Make an exact copy of the entries below.
--- start Data ---
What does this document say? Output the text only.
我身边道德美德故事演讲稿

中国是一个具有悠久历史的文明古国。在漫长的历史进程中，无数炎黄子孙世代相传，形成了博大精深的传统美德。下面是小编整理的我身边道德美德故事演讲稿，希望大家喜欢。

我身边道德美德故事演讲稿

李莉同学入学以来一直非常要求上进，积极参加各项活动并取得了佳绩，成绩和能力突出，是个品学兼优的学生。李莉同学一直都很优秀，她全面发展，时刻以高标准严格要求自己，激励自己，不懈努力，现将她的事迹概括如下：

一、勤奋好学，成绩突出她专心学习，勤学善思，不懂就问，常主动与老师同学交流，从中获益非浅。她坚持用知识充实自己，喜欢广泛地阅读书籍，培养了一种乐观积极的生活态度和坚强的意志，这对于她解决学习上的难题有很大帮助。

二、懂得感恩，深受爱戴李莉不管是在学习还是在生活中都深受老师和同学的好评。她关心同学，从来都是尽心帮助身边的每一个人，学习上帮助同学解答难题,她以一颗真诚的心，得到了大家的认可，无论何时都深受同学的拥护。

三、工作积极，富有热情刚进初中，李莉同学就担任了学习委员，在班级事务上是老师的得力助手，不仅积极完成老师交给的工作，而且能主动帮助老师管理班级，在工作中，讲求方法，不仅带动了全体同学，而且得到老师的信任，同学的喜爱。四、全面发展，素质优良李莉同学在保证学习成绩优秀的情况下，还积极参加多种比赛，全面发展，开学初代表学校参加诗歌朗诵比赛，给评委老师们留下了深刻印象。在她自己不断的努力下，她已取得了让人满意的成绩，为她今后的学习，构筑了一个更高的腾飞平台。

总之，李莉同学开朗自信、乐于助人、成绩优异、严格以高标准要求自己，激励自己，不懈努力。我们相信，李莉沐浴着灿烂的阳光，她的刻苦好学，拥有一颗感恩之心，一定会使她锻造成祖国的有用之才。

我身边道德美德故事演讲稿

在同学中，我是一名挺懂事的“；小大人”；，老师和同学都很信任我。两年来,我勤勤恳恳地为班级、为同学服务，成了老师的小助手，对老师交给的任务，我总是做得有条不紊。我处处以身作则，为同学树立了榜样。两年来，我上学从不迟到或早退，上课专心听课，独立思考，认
--- end Data ---
The result ->
What does this document say? Output the text only.
我身边道德美德故事演讲稿

中国是一个具有悠久历史的文明古国。在漫长的历史进程中，无数炎黄子孙世代相传，形成了博大精深的传统美德。下面是小编整理的我身边道德美德故事演讲稿，希望大家喜欢。

我身边道德美德故事演讲稿

李莉同学入学以来一直非常要求上进，积极参加各项活动并取得了佳绩，成绩和能力突出，是个品学兼优的学生。李莉同学一直都很优秀，她全面发展，时刻以高标准严格要求自己，激励自己，不懈努力，现将她的事迹概括如下：

一、勤奋好学，成绩突出她专心学习，勤学善思，不懂就问，常主动与老师同学交流，从中获益非浅。她坚持用知识充实自己，喜欢广泛地阅读书籍，培养了一种乐观积极的生活态度和坚强的意志，这对于她解决学习上的难题有很大帮助。

二、懂得感恩，深受爱戴李莉不管是在学习还是在生活中都深受老师和同学的好评。她关心同学，从来都是尽心帮助身边的每一个人，学习上帮助同学解答难题,她以一颗真诚的心，得到了大家的认可，无论何时都深受同学的拥护。

三、工作积极，富有热情刚进初中，李莉同学就担任了学习委员，在班级事务上是老师的得力助手，不仅积极完成老师交给的工作，而且能主动帮助老师管理班级，在工作中，讲求方法，不仅带动了全体同学，而且得到老师的信任，同学的喜爱。四、全面发展，素质优良李莉同学在保证学习成绩优秀的情况下，还积极参加多种比赛，全面发展，开学初代表学校参加诗歌朗诵比赛，给评委老师们留下了深刻印象。在她自己不断的努力下，她已取得了让人满意的成绩，为她今后的学习，构筑了一个更高的腾飞平台。

总之，李莉同学开朗自信、乐于助人、成绩优异、严格以高标准要求自己，激励自己，不懈努力。我们相信，李莉沐浴着灿烂的阳光，她的刻苦好学，拥有一颗感恩之心，一定会使她锻造成祖国的有用之才。

我身边道德美德故事演讲稿

在同学中，我是一名挺懂事的“；小大人”；，老师和同学都很信任我。两年来,我勤勤恳恳地为班级、为同学服务，成了老师的小助手，对老师交给的任务，我总是做得有条不紊。我处处以身作则，为同学树立了榜样。两年来，我上学从不迟到或早退，上课专心听课，独立思考，认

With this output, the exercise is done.